- **Stated task**
Return every line of the material exactly.

┌─ Records to use

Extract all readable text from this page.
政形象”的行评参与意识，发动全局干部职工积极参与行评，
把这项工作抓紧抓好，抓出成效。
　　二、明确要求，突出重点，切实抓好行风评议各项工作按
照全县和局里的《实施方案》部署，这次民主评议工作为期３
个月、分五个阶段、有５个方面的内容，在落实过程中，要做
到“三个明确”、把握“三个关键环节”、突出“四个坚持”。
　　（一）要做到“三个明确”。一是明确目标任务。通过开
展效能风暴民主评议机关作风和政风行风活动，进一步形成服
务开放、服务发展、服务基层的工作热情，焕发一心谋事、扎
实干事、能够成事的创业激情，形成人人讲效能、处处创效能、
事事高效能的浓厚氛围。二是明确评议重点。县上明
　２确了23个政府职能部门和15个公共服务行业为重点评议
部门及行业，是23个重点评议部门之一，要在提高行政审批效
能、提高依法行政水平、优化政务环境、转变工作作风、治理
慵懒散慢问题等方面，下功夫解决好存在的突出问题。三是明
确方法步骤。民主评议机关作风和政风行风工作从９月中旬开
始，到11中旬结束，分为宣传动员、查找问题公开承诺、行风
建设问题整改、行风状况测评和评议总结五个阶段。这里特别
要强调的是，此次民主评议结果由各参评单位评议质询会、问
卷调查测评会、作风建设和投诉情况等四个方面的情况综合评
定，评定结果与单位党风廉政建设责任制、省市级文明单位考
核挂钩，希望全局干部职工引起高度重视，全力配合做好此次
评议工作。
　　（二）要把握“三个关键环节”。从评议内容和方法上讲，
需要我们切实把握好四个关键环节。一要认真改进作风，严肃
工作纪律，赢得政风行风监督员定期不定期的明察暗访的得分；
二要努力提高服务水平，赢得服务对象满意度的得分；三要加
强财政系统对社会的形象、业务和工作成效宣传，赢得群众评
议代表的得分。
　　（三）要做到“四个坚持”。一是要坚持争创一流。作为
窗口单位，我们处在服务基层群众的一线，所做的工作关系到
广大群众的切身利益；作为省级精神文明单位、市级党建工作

└─

- **Task output**
Extract all readable text from this page.
政形象”的行评参与意识，发动全局干部职工积极参与行评，
把这项工作抓紧抓好，抓出成效。
　　二、明确要求，突出重点，切实抓好行风评议各项工作按
照全县和局里的《实施方案》部署，这次民主评议工作为期３
个月、分五个阶段、有５个方面的内容，在落实过程中，要做
到“三个明确”、把握“三个关键环节”、突出“四个坚持”。
　　（一）要做到“三个明确”。一是明确目标任务。通过开
展效能风暴民主评议机关作风和政风行风活动，进一步形成服
务开放、服务发展、服务基层的工作热情，焕发一心谋事、扎
实干事、能够成事的创业激情，形成人人讲效能、处处创效能、
事事高效能的浓厚氛围。二是明确评议重点。县上明
　２确了23个政府职能部门和15个公共服务行业为重点评议
部门及行业，是23个重点评议部门之一，要在提高行政审批效
能、提高依法行政水平、优化政务环境、转变工作作风、治理
慵懒散慢问题等方面，下功夫解决好存在的突出问题。三是明
确方法步骤。民主评议机关作风和政风行风工作从９月中旬开
始，到11中旬结束，分为宣传动员、查找问题公开承诺、行风
建设问题整改、行风状况测评和评议总结五个阶段。这里特别
要强调的是，此次民主评议结果由各参评单位评议质询会、问
卷调查测评会、作风建设和投诉情况等四个方面的情况综合评
定，评定结果与单位党风廉政建设责任制、省市级文明单位考
核挂钩，希望全局干部职工引起高度重视，全力配合做好此次
评议工作。
　　（二）要把握“三个关键环节”。从评议内容和方法上讲，
需要我们切实把握好四个关键环节。一要认真改进作风，严肃
工作纪律，赢得政风行风监督员定期不定期的明察暗访的得分；
二要努力提高服务水平，赢得服务对象满意度的得分；三要加
强财政系统对社会的形象、业务和工作成效宣传，赢得群众评
议代表的得分。
　　（三）要做到“四个坚持”。一是要坚持争创一流。作为
窗口单位，我们处在服务基层群众的一线，所做的工作关系到
广大群众的切身利益；作为省级精神文明单位、市级党建工作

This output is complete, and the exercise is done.